_What to produce_: List in full every line in the items below that contains the string "name". Uppercase and lowercase letters count as different.

_Element location data_:
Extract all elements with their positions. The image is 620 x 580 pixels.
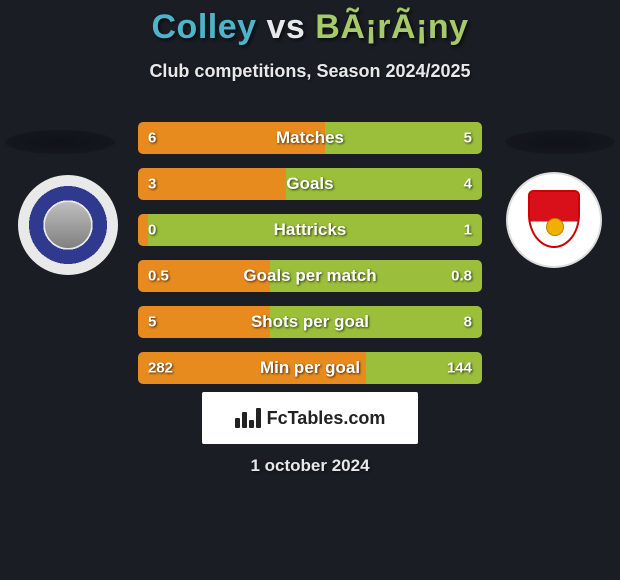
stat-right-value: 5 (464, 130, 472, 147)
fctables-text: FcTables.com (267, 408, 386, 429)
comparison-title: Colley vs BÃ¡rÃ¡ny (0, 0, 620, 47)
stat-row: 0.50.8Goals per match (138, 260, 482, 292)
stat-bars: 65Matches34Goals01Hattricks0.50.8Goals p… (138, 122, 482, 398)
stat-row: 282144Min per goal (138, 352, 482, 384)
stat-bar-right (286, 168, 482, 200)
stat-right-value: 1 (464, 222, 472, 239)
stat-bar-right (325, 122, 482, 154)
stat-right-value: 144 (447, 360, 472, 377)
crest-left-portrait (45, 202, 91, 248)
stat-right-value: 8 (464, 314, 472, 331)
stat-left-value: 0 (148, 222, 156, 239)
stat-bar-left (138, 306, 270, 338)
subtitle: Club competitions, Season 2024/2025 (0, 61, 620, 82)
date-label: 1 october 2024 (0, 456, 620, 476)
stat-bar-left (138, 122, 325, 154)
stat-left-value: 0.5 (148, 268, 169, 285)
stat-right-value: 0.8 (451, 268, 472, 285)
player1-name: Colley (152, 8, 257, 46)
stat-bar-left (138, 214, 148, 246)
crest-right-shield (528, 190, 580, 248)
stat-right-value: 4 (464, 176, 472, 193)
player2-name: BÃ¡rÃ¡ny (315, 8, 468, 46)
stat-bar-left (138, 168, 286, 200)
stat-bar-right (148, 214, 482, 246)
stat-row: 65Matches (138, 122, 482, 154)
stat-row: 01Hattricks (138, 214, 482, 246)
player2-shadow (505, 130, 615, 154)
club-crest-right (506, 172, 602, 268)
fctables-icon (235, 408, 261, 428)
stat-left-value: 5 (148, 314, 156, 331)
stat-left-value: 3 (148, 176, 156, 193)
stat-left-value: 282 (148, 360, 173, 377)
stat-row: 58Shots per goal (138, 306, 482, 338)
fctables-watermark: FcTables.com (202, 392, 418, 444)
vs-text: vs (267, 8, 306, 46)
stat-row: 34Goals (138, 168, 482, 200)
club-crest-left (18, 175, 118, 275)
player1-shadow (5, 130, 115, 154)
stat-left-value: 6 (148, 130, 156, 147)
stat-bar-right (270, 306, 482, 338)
---
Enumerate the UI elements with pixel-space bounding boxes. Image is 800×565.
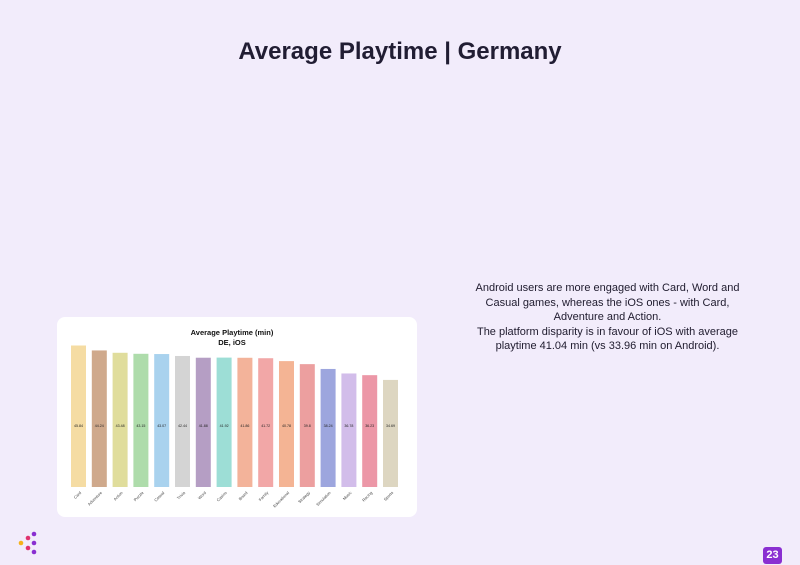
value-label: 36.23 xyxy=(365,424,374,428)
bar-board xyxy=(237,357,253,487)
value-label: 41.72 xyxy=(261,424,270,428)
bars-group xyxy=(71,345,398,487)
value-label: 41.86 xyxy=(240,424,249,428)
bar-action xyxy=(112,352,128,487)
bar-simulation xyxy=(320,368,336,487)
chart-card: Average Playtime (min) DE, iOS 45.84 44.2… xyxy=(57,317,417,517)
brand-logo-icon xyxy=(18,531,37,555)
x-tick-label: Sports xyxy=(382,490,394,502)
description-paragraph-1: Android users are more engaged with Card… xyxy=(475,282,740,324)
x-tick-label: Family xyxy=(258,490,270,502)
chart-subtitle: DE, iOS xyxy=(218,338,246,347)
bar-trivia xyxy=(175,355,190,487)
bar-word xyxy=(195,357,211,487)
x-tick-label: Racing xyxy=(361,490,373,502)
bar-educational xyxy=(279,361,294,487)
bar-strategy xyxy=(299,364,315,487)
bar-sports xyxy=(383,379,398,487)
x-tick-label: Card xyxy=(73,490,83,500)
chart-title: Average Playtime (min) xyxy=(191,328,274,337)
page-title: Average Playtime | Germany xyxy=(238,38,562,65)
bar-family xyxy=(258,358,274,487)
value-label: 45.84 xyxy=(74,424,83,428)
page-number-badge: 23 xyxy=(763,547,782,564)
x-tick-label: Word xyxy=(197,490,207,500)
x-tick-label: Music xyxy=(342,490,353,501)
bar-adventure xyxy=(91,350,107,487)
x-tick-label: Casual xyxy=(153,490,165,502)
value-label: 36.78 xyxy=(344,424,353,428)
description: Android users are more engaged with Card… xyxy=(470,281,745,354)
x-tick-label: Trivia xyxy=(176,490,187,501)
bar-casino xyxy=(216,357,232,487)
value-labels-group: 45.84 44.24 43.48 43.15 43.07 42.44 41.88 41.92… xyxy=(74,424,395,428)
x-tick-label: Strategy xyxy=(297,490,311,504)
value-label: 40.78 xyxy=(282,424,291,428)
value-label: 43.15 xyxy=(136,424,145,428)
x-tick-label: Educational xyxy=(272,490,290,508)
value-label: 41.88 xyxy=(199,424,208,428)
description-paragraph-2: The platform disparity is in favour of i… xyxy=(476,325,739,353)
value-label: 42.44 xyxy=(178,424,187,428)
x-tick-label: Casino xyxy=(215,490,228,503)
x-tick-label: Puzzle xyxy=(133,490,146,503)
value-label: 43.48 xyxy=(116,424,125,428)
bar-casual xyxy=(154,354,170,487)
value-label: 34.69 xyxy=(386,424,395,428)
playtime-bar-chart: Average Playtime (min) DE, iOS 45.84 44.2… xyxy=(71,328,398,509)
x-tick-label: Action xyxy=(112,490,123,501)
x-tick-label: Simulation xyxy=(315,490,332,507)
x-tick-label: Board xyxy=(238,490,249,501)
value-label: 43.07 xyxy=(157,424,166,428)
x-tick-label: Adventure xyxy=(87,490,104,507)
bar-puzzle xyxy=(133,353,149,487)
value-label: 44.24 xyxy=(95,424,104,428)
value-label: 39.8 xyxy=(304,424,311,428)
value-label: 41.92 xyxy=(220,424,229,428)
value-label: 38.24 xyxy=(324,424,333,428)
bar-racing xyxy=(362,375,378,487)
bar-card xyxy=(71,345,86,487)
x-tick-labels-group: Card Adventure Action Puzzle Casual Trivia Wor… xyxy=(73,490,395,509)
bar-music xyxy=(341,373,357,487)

_Expected answer_:
player1-name: Colley (152, 8, 257, 46)
player2-name: BÃ¡rÃ¡ny (315, 8, 468, 46)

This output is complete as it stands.